Extracts from a graphics dataset>
+---+
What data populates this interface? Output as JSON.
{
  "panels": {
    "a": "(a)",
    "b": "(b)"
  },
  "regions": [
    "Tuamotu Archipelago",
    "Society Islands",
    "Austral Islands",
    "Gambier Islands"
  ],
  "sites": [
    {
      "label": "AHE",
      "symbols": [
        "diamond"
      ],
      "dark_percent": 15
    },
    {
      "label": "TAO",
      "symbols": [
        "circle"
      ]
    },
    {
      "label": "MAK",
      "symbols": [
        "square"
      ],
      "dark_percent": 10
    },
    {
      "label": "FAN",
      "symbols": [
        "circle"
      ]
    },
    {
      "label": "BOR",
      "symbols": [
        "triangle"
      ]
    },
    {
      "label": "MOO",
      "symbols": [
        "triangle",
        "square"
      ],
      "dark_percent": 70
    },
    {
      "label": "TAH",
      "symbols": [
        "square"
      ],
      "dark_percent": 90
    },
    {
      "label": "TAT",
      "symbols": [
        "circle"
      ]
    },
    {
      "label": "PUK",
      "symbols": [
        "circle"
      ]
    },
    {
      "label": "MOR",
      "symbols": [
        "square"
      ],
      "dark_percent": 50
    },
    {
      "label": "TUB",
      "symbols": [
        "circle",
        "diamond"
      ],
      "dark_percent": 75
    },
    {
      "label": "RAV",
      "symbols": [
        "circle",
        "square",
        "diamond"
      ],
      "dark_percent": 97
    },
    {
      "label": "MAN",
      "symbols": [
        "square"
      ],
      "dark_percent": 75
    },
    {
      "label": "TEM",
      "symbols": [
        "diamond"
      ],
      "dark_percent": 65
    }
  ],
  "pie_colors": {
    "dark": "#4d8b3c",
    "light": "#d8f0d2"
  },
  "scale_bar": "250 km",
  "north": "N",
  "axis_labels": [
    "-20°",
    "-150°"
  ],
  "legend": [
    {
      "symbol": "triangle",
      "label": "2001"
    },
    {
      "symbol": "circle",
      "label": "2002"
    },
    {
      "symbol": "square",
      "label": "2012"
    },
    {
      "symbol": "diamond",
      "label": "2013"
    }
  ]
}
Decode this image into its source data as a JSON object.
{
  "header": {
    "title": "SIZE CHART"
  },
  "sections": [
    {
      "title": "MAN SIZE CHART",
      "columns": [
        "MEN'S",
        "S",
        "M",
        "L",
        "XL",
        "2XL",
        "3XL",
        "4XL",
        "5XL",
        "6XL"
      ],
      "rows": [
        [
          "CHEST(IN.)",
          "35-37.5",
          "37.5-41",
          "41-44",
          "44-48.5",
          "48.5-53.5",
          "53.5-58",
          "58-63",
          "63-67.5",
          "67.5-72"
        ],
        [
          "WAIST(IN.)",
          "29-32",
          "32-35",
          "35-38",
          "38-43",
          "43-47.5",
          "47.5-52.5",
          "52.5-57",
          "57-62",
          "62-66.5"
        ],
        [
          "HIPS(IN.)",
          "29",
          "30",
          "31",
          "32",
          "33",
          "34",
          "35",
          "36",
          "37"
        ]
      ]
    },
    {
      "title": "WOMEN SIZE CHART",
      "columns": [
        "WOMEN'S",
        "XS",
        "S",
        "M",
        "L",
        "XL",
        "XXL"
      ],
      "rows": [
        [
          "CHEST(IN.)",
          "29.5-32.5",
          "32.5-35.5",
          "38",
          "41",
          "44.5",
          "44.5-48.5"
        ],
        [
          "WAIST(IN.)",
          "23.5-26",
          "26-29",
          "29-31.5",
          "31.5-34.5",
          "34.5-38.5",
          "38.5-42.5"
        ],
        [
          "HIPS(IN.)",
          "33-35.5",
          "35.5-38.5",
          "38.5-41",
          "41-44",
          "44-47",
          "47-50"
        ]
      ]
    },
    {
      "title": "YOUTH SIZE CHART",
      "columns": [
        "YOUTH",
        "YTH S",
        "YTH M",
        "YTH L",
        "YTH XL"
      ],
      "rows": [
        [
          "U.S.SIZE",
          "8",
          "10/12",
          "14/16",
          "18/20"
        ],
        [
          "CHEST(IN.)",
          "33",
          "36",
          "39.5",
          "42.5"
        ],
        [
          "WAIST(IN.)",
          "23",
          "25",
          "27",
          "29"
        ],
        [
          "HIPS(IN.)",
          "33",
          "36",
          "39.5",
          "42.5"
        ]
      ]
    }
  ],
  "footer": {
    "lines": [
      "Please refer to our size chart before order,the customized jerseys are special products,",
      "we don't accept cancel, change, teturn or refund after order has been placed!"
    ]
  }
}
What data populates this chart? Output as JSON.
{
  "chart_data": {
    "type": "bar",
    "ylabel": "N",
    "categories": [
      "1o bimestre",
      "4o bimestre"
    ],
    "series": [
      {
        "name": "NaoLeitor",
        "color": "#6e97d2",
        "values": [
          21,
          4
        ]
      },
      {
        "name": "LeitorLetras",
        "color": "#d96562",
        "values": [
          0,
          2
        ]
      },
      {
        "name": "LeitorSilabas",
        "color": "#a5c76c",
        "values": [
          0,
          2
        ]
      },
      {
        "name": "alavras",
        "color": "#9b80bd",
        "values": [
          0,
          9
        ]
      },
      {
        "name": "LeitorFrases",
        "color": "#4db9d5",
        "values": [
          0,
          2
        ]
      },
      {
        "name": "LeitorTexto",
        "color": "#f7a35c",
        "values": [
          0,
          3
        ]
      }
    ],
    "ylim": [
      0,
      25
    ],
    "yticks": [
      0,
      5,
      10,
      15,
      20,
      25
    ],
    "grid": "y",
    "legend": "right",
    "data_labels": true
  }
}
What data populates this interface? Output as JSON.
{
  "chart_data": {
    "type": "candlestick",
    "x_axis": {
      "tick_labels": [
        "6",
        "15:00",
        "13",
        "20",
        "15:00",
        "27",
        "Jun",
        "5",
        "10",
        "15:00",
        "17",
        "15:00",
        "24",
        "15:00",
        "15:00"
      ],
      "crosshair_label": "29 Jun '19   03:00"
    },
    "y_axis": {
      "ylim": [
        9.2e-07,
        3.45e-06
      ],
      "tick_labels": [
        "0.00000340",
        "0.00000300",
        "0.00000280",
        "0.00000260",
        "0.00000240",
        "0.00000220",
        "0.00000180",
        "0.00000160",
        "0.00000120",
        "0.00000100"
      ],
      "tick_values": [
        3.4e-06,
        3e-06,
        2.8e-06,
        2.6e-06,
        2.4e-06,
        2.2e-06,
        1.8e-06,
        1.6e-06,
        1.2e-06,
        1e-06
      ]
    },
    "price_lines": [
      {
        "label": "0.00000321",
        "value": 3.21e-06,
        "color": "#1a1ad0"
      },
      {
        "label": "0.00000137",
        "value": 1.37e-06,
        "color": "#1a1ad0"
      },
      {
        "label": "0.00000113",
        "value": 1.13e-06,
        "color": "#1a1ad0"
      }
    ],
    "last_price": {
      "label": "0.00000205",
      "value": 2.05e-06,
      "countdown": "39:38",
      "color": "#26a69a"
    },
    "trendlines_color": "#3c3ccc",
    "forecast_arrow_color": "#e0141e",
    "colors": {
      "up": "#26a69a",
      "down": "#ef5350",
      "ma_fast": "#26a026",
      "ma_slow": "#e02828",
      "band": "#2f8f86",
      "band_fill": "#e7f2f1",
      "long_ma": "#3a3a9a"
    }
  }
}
+---+
Problem details> Provide the number of lines in the entries that include "triangle", and no other text.

Answer to the task> 3